Keep the wording of each record exactly the same when you repeat it, and leave out pictures.

>> start Extracted information

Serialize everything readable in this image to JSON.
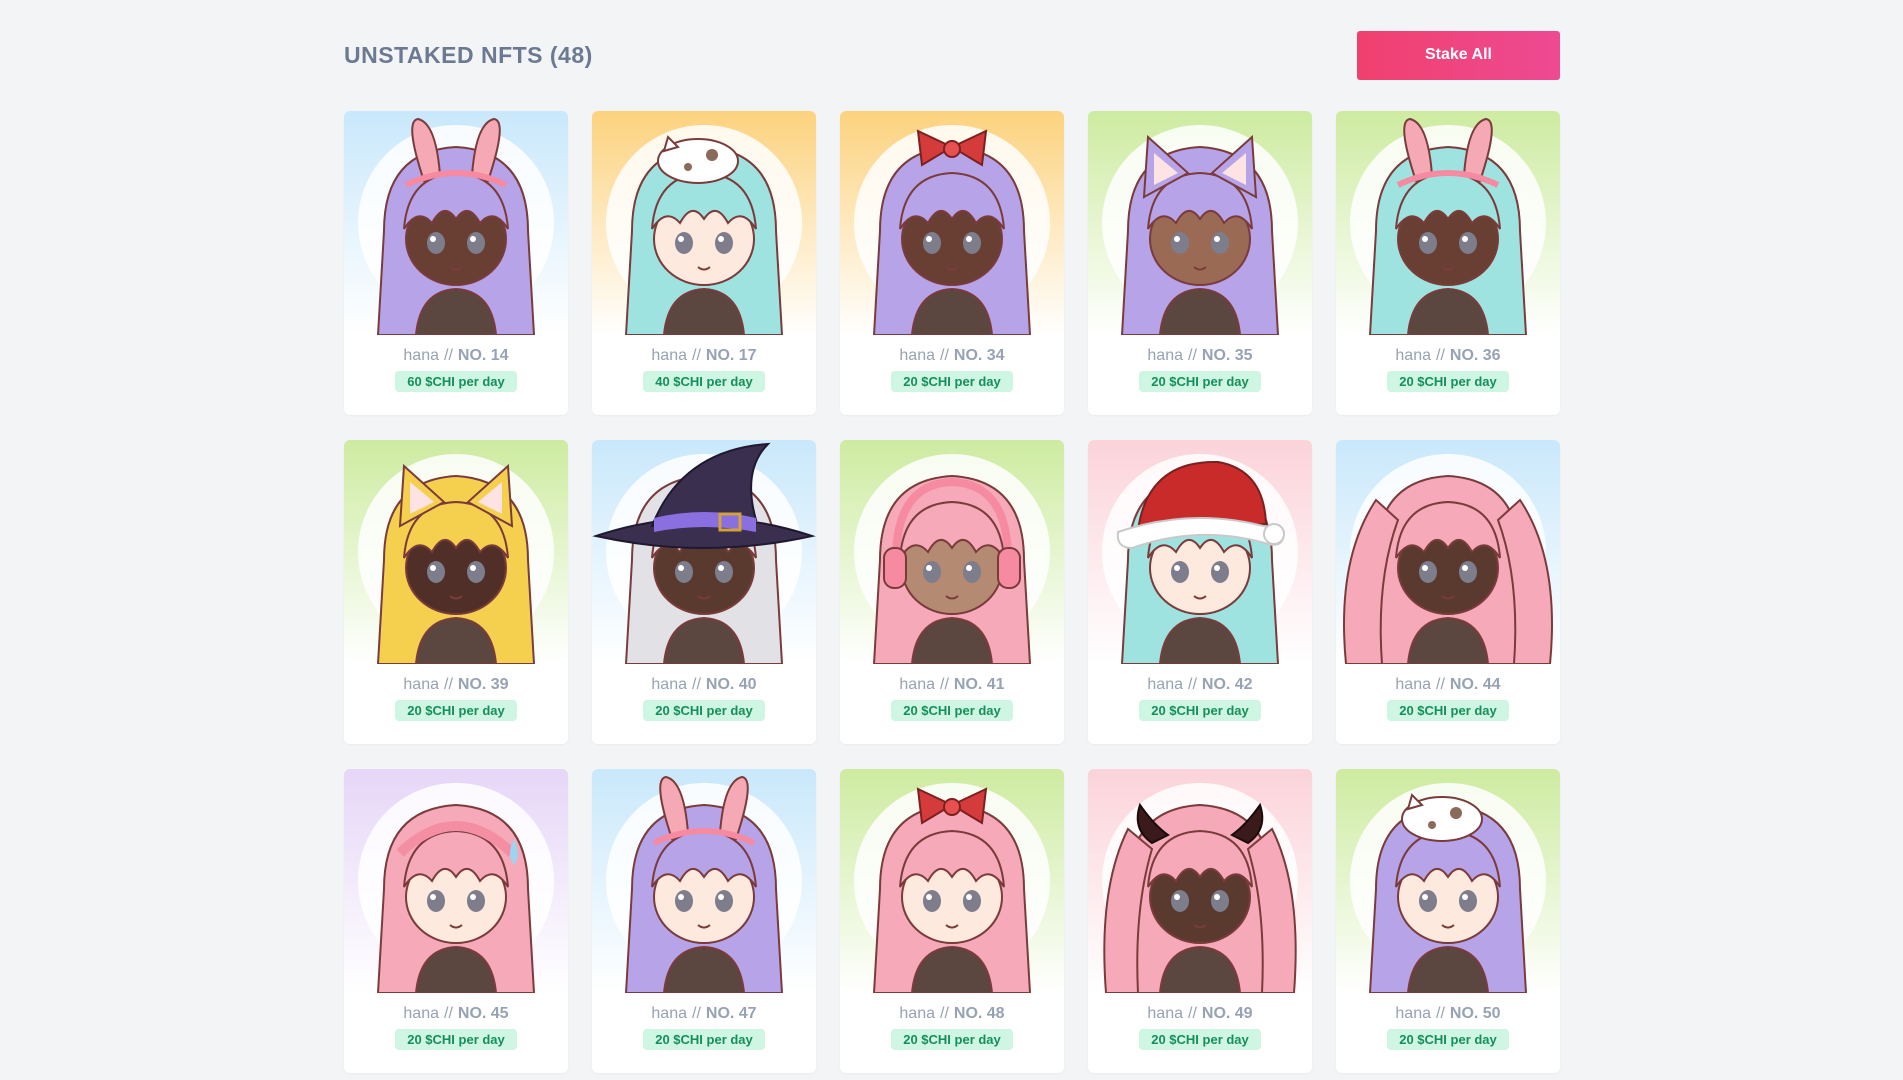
{
  "section": {
    "title": "UNSTAKED NFTS (48)",
    "stake_all_label": "Stake All"
  },
  "nfts": [
    {
      "collection": "hana",
      "sep": "//",
      "number": "NO. 14",
      "rate": "60 $CHI per day",
      "bg": "blue",
      "hair": "#b7a3e8",
      "skin": "#6a3f33",
      "accessory": "bunny-ears"
    },
    {
      "collection": "hana",
      "sep": "//",
      "number": "NO. 17",
      "rate": "40 $CHI per day",
      "bg": "orange",
      "hair": "#9fe3e0",
      "skin": "#fde9de",
      "accessory": "cat-on-head"
    },
    {
      "collection": "hana",
      "sep": "//",
      "number": "NO. 34",
      "rate": "20 $CHI per day",
      "bg": "orange",
      "hair": "#b7a3e8",
      "skin": "#6a3f33",
      "accessory": "red-bow"
    },
    {
      "collection": "hana",
      "sep": "//",
      "number": "NO. 35",
      "rate": "20 $CHI per day",
      "bg": "green",
      "hair": "#b7a3e8",
      "skin": "#9a6a55",
      "accessory": "cat-ears"
    },
    {
      "collection": "hana",
      "sep": "//",
      "number": "NO. 36",
      "rate": "20 $CHI per day",
      "bg": "green",
      "hair": "#9fe3e0",
      "skin": "#6a3f33",
      "accessory": "bunny-ears"
    },
    {
      "collection": "hana",
      "sep": "//",
      "number": "NO. 39",
      "rate": "20 $CHI per day",
      "bg": "green",
      "hair": "#f5cf4e",
      "skin": "#4f2f27",
      "accessory": "fox-ears"
    },
    {
      "collection": "hana",
      "sep": "//",
      "number": "NO. 40",
      "rate": "20 $CHI per day",
      "bg": "blue",
      "hair": "#e2e2e6",
      "skin": "#5a3a2f",
      "accessory": "witch-hat"
    },
    {
      "collection": "hana",
      "sep": "//",
      "number": "NO. 41",
      "rate": "20 $CHI per day",
      "bg": "green",
      "hair": "#f6a9b8",
      "skin": "#b58a73",
      "accessory": "headphones"
    },
    {
      "collection": "hana",
      "sep": "//",
      "number": "NO. 42",
      "rate": "20 $CHI per day",
      "bg": "pink",
      "hair": "#9fe3e0",
      "skin": "#fde9de",
      "accessory": "santa-hat"
    },
    {
      "collection": "hana",
      "sep": "//",
      "number": "NO. 44",
      "rate": "20 $CHI per day",
      "bg": "blue",
      "hair": "#f6a9b8",
      "skin": "#5a3a2f",
      "accessory": "twintails"
    },
    {
      "collection": "hana",
      "sep": "//",
      "number": "NO. 45",
      "rate": "20 $CHI per day",
      "bg": "purple",
      "hair": "#f6a9b8",
      "skin": "#fde9de",
      "accessory": "braid"
    },
    {
      "collection": "hana",
      "sep": "//",
      "number": "NO. 47",
      "rate": "20 $CHI per day",
      "bg": "blue",
      "hair": "#b7a3e8",
      "skin": "#fde9de",
      "accessory": "bunny-ears"
    },
    {
      "collection": "hana",
      "sep": "//",
      "number": "NO. 48",
      "rate": "20 $CHI per day",
      "bg": "green",
      "hair": "#f6a9b8",
      "skin": "#fde9de",
      "accessory": "red-bow"
    },
    {
      "collection": "hana",
      "sep": "//",
      "number": "NO. 49",
      "rate": "20 $CHI per day",
      "bg": "pink",
      "hair": "#f6a9b8",
      "skin": "#5a3a2f",
      "accessory": "horns"
    },
    {
      "collection": "hana",
      "sep": "//",
      "number": "NO. 50",
      "rate": "20 $CHI per day",
      "bg": "green",
      "hair": "#b7a3e8",
      "skin": "#fde9de",
      "accessory": "cat-on-head"
    }
  ],
  "colors": {
    "bg_blue": [
      "#c9e8fb",
      "#ffffff"
    ],
    "bg_orange": [
      "#fcd27e",
      "#ffffff"
    ],
    "bg_green": [
      "#cdeba0",
      "#ffffff"
    ],
    "bg_pink": [
      "#fbd3da",
      "#ffffff"
    ],
    "bg_purple": [
      "#e6d6f7",
      "#ffffff"
    ],
    "button": "#f0406e",
    "rate_bg": "#cff5e3",
    "rate_text": "#178f5a"
  }
}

>> end Extracted information

Answer to the problem:
Serialize everything readable in this image to JSON.
{
  "section": {
    "title": "UNSTAKED NFTS (48)",
    "stake_all_label": "Stake All"
  },
  "nfts": [
    {
      "collection": "hana",
      "sep": "//",
      "number": "NO. 14",
      "rate": "60 $CHI per day",
      "bg": "blue",
      "hair": "#b7a3e8",
      "skin": "#6a3f33",
      "accessory": "bunny-ears"
    },
    {
      "collection": "hana",
      "sep": "//",
      "number": "NO. 17",
      "rate": "40 $CHI per day",
      "bg": "orange",
      "hair": "#9fe3e0",
      "skin": "#fde9de",
      "accessory": "cat-on-head"
    },
    {
      "collection": "hana",
      "sep": "//",
      "number": "NO. 34",
      "rate": "20 $CHI per day",
      "bg": "orange",
      "hair": "#b7a3e8",
      "skin": "#6a3f33",
      "accessory": "red-bow"
    },
    {
      "collection": "hana",
      "sep": "//",
      "number": "NO. 35",
      "rate": "20 $CHI per day",
      "bg": "green",
      "hair": "#b7a3e8",
      "skin": "#9a6a55",
      "accessory": "cat-ears"
    },
    {
      "collection": "hana",
      "sep": "//",
      "number": "NO. 36",
      "rate": "20 $CHI per day",
      "bg": "green",
      "hair": "#9fe3e0",
      "skin": "#6a3f33",
      "accessory": "bunny-ears"
    },
    {
      "collection": "hana",
      "sep": "//",
      "number": "NO. 39",
      "rate": "20 $CHI per day",
      "bg": "green",
      "hair": "#f5cf4e",
      "skin": "#4f2f27",
      "accessory": "fox-ears"
    },
    {
      "collection": "hana",
      "sep": "//",
      "number": "NO. 40",
      "rate": "20 $CHI per day",
      "bg": "blue",
      "hair": "#e2e2e6",
      "skin": "#5a3a2f",
      "accessory": "witch-hat"
    },
    {
      "collection": "hana",
      "sep": "//",
      "number": "NO. 41",
      "rate": "20 $CHI per day",
      "bg": "green",
      "hair": "#f6a9b8",
      "skin": "#b58a73",
      "accessory": "headphones"
    },
    {
      "collection": "hana",
      "sep": "//",
      "number": "NO. 42",
      "rate": "20 $CHI per day",
      "bg": "pink",
      "hair": "#9fe3e0",
      "skin": "#fde9de",
      "accessory": "santa-hat"
    },
    {
      "collection": "hana",
      "sep": "//",
      "number": "NO. 44",
      "rate": "20 $CHI per day",
      "bg": "blue",
      "hair": "#f6a9b8",
      "skin": "#5a3a2f",
      "accessory": "twintails"
    },
    {
      "collection": "hana",
      "sep": "//",
      "number": "NO. 45",
      "rate": "20 $CHI per day",
      "bg": "purple",
      "hair": "#f6a9b8",
      "skin": "#fde9de",
      "accessory": "braid"
    },
    {
      "collection": "hana",
      "sep": "//",
      "number": "NO. 47",
      "rate": "20 $CHI per day",
      "bg": "blue",
      "hair": "#b7a3e8",
      "skin": "#fde9de",
      "accessory": "bunny-ears"
    },
    {
      "collection": "hana",
      "sep": "//",
      "number": "NO. 48",
      "rate": "20 $CHI per day",
      "bg": "green",
      "hair": "#f6a9b8",
      "skin": "#fde9de",
      "accessory": "red-bow"
    },
    {
      "collection": "hana",
      "sep": "//",
      "number": "NO. 49",
      "rate": "20 $CHI per day",
      "bg": "pink",
      "hair": "#f6a9b8",
      "skin": "#5a3a2f",
      "accessory": "horns"
    },
    {
      "collection": "hana",
      "sep": "//",
      "number": "NO. 50",
      "rate": "20 $CHI per day",
      "bg": "green",
      "hair": "#b7a3e8",
      "skin": "#fde9de",
      "accessory": "cat-on-head"
    }
  ],
  "colors": {
    "bg_blue": [
      "#c9e8fb",
      "#ffffff"
    ],
    "bg_orange": [
      "#fcd27e",
      "#ffffff"
    ],
    "bg_green": [
      "#cdeba0",
      "#ffffff"
    ],
    "bg_pink": [
      "#fbd3da",
      "#ffffff"
    ],
    "bg_purple": [
      "#e6d6f7",
      "#ffffff"
    ],
    "button": "#f0406e",
    "rate_bg": "#cff5e3",
    "rate_text": "#178f5a"
  }
}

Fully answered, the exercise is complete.